Stored entries

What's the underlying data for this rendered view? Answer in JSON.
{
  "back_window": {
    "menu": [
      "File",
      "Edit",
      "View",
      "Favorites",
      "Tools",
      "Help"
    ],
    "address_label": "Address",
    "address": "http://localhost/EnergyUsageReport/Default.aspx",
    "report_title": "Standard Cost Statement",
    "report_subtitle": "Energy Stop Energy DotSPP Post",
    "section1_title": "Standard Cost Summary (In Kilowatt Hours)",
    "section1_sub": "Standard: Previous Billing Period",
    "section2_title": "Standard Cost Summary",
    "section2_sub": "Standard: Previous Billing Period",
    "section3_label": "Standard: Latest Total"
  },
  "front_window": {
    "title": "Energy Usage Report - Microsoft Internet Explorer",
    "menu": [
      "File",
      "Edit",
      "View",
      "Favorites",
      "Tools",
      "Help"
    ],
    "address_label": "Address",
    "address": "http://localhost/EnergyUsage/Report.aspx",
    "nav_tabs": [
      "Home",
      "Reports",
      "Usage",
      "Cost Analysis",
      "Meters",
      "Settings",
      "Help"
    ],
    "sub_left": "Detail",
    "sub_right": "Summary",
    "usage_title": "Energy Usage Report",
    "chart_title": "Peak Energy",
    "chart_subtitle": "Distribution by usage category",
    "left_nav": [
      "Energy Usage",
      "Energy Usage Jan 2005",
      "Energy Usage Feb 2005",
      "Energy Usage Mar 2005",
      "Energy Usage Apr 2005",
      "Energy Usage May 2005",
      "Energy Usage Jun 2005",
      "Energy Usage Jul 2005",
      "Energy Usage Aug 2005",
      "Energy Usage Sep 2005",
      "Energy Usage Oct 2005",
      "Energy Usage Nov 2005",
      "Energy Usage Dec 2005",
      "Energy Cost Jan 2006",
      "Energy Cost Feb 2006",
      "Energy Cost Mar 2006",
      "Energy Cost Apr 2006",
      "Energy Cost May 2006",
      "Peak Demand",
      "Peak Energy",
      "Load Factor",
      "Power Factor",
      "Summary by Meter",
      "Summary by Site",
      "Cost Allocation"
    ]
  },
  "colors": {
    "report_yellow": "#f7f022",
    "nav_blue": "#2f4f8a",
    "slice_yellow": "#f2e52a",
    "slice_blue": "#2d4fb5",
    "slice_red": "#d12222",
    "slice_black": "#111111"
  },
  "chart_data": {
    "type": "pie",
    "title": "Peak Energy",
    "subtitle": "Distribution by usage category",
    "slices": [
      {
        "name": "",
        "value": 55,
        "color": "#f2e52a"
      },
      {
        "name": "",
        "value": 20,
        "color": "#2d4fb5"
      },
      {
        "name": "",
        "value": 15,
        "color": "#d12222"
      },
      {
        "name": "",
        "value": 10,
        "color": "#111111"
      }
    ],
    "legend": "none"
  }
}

## TASK STATEMENT
Copy out all of the lines above exactly.

## EXERCISE OUTPUT
What's the underlying data for this rendered view? Answer in JSON.
{
  "back_window": {
    "menu": [
      "File",
      "Edit",
      "View",
      "Favorites",
      "Tools",
      "Help"
    ],
    "address_label": "Address",
    "address": "http://localhost/EnergyUsageReport/Default.aspx",
    "report_title": "Standard Cost Statement",
    "report_subtitle": "Energy Stop Energy DotSPP Post",
    "section1_title": "Standard Cost Summary (In Kilowatt Hours)",
    "section1_sub": "Standard: Previous Billing Period",
    "section2_title": "Standard Cost Summary",
    "section2_sub": "Standard: Previous Billing Period",
    "section3_label": "Standard: Latest Total"
  },
  "front_window": {
    "title": "Energy Usage Report - Microsoft Internet Explorer",
    "menu": [
      "File",
      "Edit",
      "View",
      "Favorites",
      "Tools",
      "Help"
    ],
    "address_label": "Address",
    "address": "http://localhost/EnergyUsage/Report.aspx",
    "nav_tabs": [
      "Home",
      "Reports",
      "Usage",
      "Cost Analysis",
      "Meters",
      "Settings",
      "Help"
    ],
    "sub_left": "Detail",
    "sub_right": "Summary",
    "usage_title": "Energy Usage Report",
    "chart_title": "Peak Energy",
    "chart_subtitle": "Distribution by usage category",
    "left_nav": [
      "Energy Usage",
      "Energy Usage Jan 2005",
      "Energy Usage Feb 2005",
      "Energy Usage Mar 2005",
      "Energy Usage Apr 2005",
      "Energy Usage May 2005",
      "Energy Usage Jun 2005",
      "Energy Usage Jul 2005",
      "Energy Usage Aug 2005",
      "Energy Usage Sep 2005",
      "Energy Usage Oct 2005",
      "Energy Usage Nov 2005",
      "Energy Usage Dec 2005",
      "Energy Cost Jan 2006",
      "Energy Cost Feb 2006",
      "Energy Cost Mar 2006",
      "Energy Cost Apr 2006",
      "Energy Cost May 2006",
      "Peak Demand",
      "Peak Energy",
      "Load Factor",
      "Power Factor",
      "Summary by Meter",
      "Summary by Site",
      "Cost Allocation"
    ]
  },
  "colors": {
    "report_yellow": "#f7f022",
    "nav_blue": "#2f4f8a",
    "slice_yellow": "#f2e52a",
    "slice_blue": "#2d4fb5",
    "slice_red": "#d12222",
    "slice_black": "#111111"
  },
  "chart_data": {
    "type": "pie",
    "title": "Peak Energy",
    "subtitle": "Distribution by usage category",
    "slices": [
      {
        "name": "",
        "value": 55,
        "color": "#f2e52a"
      },
      {
        "name": "",
        "value": 20,
        "color": "#2d4fb5"
      },
      {
        "name": "",
        "value": 15,
        "color": "#d12222"
      },
      {
        "name": "",
        "value": 10,
        "color": "#111111"
      }
    ],
    "legend": "none"
  }
}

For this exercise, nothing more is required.